YOUR GOAL — Output each entry exactly; skip nothing.

** begin GIVEN RECORDS **

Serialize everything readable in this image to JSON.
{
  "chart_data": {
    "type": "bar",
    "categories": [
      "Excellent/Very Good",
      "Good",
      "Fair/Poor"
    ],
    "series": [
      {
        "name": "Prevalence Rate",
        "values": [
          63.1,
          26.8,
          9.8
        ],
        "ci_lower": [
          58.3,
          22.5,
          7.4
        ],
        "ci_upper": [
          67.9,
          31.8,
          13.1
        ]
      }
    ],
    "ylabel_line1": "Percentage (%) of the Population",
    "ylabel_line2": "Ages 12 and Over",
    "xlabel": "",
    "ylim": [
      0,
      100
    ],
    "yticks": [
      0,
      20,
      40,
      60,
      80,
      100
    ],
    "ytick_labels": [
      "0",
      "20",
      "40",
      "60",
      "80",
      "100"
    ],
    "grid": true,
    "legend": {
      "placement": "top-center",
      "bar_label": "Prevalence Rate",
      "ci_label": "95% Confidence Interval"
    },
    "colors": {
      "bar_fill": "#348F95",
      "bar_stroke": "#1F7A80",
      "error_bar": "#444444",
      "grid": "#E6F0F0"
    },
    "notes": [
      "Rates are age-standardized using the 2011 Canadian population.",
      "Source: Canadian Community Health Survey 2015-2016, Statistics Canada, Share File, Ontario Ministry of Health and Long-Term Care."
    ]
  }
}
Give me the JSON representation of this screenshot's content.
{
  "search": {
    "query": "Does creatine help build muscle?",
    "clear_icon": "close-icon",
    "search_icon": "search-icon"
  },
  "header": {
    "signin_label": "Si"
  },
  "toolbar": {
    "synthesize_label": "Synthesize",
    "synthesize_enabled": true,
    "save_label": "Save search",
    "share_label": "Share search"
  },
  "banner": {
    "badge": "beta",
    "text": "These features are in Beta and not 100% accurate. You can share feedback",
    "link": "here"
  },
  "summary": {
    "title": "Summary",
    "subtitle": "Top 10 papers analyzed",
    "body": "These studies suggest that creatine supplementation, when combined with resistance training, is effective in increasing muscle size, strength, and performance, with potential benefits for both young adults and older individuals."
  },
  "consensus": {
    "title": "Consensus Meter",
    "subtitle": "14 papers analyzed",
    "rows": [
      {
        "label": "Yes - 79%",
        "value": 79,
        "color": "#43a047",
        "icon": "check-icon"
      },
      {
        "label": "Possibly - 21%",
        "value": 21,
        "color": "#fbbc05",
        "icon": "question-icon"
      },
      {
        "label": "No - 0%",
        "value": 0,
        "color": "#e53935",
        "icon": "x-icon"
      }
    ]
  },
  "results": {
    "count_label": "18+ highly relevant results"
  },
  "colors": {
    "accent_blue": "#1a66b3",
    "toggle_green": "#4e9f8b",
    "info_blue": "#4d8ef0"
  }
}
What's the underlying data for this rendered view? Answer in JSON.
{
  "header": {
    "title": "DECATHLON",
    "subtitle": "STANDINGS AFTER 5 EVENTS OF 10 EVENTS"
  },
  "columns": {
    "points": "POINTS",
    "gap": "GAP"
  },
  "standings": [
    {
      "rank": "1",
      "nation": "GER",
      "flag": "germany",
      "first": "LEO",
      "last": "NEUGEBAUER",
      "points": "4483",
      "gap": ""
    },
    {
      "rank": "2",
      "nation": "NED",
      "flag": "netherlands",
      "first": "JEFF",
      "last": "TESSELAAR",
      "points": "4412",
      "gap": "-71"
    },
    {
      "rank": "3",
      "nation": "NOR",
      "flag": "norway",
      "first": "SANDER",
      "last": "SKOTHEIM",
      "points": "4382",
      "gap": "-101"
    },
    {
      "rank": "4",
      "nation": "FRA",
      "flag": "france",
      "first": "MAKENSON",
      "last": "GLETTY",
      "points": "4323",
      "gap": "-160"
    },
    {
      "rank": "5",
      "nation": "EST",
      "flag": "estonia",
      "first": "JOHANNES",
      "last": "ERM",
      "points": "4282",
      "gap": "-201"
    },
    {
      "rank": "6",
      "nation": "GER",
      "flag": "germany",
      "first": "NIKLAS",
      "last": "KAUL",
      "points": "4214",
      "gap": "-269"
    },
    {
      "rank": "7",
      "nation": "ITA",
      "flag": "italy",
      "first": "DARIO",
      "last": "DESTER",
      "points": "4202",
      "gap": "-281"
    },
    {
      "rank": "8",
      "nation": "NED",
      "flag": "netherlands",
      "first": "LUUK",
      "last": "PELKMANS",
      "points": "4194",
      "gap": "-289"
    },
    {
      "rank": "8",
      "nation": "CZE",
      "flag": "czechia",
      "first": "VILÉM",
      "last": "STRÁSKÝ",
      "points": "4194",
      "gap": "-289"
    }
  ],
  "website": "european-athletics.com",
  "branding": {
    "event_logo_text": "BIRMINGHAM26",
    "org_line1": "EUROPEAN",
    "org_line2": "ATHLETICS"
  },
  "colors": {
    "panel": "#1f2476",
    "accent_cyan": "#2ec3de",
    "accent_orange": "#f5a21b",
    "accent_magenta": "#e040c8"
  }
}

** end GIVEN RECORDS **

FINISHED EXERCISE —
Serialize everything readable in this image to JSON.
{
  "chart_data": {
    "type": "bar",
    "categories": [
      "Excellent/Very Good",
      "Good",
      "Fair/Poor"
    ],
    "series": [
      {
        "name": "Prevalence Rate",
        "values": [
          63.1,
          26.8,
          9.8
        ],
        "ci_lower": [
          58.3,
          22.5,
          7.4
        ],
        "ci_upper": [
          67.9,
          31.8,
          13.1
        ]
      }
    ],
    "ylabel_line1": "Percentage (%) of the Population",
    "ylabel_line2": "Ages 12 and Over",
    "xlabel": "",
    "ylim": [
      0,
      100
    ],
    "yticks": [
      0,
      20,
      40,
      60,
      80,
      100
    ],
    "ytick_labels": [
      "0",
      "20",
      "40",
      "60",
      "80",
      "100"
    ],
    "grid": true,
    "legend": {
      "placement": "top-center",
      "bar_label": "Prevalence Rate",
      "ci_label": "95% Confidence Interval"
    },
    "colors": {
      "bar_fill": "#348F95",
      "bar_stroke": "#1F7A80",
      "error_bar": "#444444",
      "grid": "#E6F0F0"
    },
    "notes": [
      "Rates are age-standardized using the 2011 Canadian population.",
      "Source: Canadian Community Health Survey 2015-2016, Statistics Canada, Share File, Ontario Ministry of Health and Long-Term Care."
    ]
  }
}
Give me the JSON representation of this screenshot's content.
{
  "search": {
    "query": "Does creatine help build muscle?",
    "clear_icon": "close-icon",
    "search_icon": "search-icon"
  },
  "header": {
    "signin_label": "Si"
  },
  "toolbar": {
    "synthesize_label": "Synthesize",
    "synthesize_enabled": true,
    "save_label": "Save search",
    "share_label": "Share search"
  },
  "banner": {
    "badge": "beta",
    "text": "These features are in Beta and not 100% accurate. You can share feedback",
    "link": "here"
  },
  "summary": {
    "title": "Summary",
    "subtitle": "Top 10 papers analyzed",
    "body": "These studies suggest that creatine supplementation, when combined with resistance training, is effective in increasing muscle size, strength, and performance, with potential benefits for both young adults and older individuals."
  },
  "consensus": {
    "title": "Consensus Meter",
    "subtitle": "14 papers analyzed",
    "rows": [
      {
        "label": "Yes - 79%",
        "value": 79,
        "color": "#43a047",
        "icon": "check-icon"
      },
      {
        "label": "Possibly - 21%",
        "value": 21,
        "color": "#fbbc05",
        "icon": "question-icon"
      },
      {
        "label": "No - 0%",
        "value": 0,
        "color": "#e53935",
        "icon": "x-icon"
      }
    ]
  },
  "results": {
    "count_label": "18+ highly relevant results"
  },
  "colors": {
    "accent_blue": "#1a66b3",
    "toggle_green": "#4e9f8b",
    "info_blue": "#4d8ef0"
  }
}
What's the underlying data for this rendered view? Answer in JSON.
{
  "header": {
    "title": "DECATHLON",
    "subtitle": "STANDINGS AFTER 5 EVENTS OF 10 EVENTS"
  },
  "columns": {
    "points": "POINTS",
    "gap": "GAP"
  },
  "standings": [
    {
      "rank": "1",
      "nation": "GER",
      "flag": "germany",
      "first": "LEO",
      "last": "NEUGEBAUER",
      "points": "4483",
      "gap": ""
    },
    {
      "rank": "2",
      "nation": "NED",
      "flag": "netherlands",
      "first": "JEFF",
      "last": "TESSELAAR",
      "points": "4412",
      "gap": "-71"
    },
    {
      "rank": "3",
      "nation": "NOR",
      "flag": "norway",
      "first": "SANDER",
      "last": "SKOTHEIM",
      "points": "4382",
      "gap": "-101"
    },
    {
      "rank": "4",
      "nation": "FRA",
      "flag": "france",
      "first": "MAKENSON",
      "last": "GLETTY",
      "points": "4323",
      "gap": "-160"
    },
    {
      "rank": "5",
      "nation": "EST",
      "flag": "estonia",
      "first": "JOHANNES",
      "last": "ERM",
      "points": "4282",
      "gap": "-201"
    },
    {
      "rank": "6",
      "nation": "GER",
      "flag": "germany",
      "first": "NIKLAS",
      "last": "KAUL",
      "points": "4214",
      "gap": "-269"
    },
    {
      "rank": "7",
      "nation": "ITA",
      "flag": "italy",
      "first": "DARIO",
      "last": "DESTER",
      "points": "4202",
      "gap": "-281"
    },
    {
      "rank": "8",
      "nation": "NED",
      "flag": "netherlands",
      "first": "LUUK",
      "last": "PELKMANS",
      "points": "4194",
      "gap": "-289"
    },
    {
      "rank": "8",
      "nation": "CZE",
      "flag": "czechia",
      "first": "VILÉM",
      "last": "STRÁSKÝ",
      "points": "4194",
      "gap": "-289"
    }
  ],
  "website": "european-athletics.com",
  "branding": {
    "event_logo_text": "BIRMINGHAM26",
    "org_line1": "EUROPEAN",
    "org_line2": "ATHLETICS"
  },
  "colors": {
    "panel": "#1f2476",
    "accent_cyan": "#2ec3de",
    "accent_orange": "#f5a21b",
    "accent_magenta": "#e040c8"
  }
}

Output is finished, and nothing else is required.